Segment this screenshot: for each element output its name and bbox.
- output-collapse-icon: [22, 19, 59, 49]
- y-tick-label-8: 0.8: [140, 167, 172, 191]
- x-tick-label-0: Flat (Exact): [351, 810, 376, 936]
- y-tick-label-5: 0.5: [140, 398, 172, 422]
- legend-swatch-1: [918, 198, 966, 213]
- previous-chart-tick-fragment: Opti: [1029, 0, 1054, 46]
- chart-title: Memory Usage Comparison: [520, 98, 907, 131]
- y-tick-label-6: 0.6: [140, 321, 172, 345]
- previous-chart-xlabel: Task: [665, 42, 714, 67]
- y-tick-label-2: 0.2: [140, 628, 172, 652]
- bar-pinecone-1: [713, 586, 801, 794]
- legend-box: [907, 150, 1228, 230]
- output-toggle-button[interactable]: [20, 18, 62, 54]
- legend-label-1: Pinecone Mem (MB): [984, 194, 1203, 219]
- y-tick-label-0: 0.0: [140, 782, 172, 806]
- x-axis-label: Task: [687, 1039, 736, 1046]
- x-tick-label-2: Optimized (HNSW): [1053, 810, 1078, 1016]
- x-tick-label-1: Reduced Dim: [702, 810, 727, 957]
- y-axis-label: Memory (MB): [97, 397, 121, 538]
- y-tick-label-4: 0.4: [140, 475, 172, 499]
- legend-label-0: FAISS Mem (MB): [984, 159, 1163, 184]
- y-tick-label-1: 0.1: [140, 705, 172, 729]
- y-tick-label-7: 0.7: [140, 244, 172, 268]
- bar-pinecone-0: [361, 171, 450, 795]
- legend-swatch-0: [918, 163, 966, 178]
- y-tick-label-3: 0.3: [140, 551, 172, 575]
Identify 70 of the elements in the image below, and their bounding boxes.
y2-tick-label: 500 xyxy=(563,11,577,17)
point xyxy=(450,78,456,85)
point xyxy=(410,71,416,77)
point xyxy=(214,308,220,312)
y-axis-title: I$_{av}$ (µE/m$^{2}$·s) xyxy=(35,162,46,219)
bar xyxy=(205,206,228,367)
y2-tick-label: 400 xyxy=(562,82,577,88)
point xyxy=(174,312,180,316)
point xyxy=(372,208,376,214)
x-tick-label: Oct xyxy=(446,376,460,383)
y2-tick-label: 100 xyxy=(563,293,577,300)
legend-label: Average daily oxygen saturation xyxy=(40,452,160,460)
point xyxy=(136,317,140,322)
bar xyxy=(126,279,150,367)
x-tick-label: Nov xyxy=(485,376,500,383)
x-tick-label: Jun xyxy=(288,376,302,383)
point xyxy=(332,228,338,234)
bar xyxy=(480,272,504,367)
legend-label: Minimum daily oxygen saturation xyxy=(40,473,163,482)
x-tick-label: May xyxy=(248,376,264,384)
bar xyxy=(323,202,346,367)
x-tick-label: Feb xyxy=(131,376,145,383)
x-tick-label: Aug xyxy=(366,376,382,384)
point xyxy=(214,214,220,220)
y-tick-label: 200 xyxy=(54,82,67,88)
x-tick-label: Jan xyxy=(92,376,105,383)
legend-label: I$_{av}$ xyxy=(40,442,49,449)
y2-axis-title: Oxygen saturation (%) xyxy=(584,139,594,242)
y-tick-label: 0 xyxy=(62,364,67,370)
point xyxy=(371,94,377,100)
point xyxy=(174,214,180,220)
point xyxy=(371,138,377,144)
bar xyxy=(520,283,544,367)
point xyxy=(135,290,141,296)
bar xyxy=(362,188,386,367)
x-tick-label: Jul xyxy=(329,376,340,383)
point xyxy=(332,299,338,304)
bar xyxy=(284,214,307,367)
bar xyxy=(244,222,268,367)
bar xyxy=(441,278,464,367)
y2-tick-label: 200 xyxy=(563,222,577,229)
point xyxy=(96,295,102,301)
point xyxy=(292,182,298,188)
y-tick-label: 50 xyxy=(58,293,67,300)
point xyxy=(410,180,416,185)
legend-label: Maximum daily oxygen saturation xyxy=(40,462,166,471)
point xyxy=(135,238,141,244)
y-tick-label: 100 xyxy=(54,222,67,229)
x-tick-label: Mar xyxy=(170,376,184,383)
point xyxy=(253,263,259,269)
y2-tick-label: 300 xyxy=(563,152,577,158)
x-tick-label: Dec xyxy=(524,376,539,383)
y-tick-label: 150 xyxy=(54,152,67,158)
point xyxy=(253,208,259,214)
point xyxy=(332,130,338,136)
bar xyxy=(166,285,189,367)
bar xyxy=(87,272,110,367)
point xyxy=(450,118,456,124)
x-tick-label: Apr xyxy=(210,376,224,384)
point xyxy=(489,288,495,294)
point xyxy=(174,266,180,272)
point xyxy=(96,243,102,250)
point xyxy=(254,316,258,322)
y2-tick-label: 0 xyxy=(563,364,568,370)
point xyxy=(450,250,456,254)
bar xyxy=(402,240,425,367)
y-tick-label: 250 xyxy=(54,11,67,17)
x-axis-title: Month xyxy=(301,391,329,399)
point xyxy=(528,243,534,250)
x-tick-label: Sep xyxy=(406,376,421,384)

# # # #

CONSEGNA: Restituisci tutte le righe riportate sopra che contengono la parola "Memory". Distingui tra maiuscole e minuscole.

SOLUZIONE:
- chart-title: Memory Usage Comparison: [520, 98, 907, 131]
- y-axis-label: Memory (MB): [97, 397, 121, 538]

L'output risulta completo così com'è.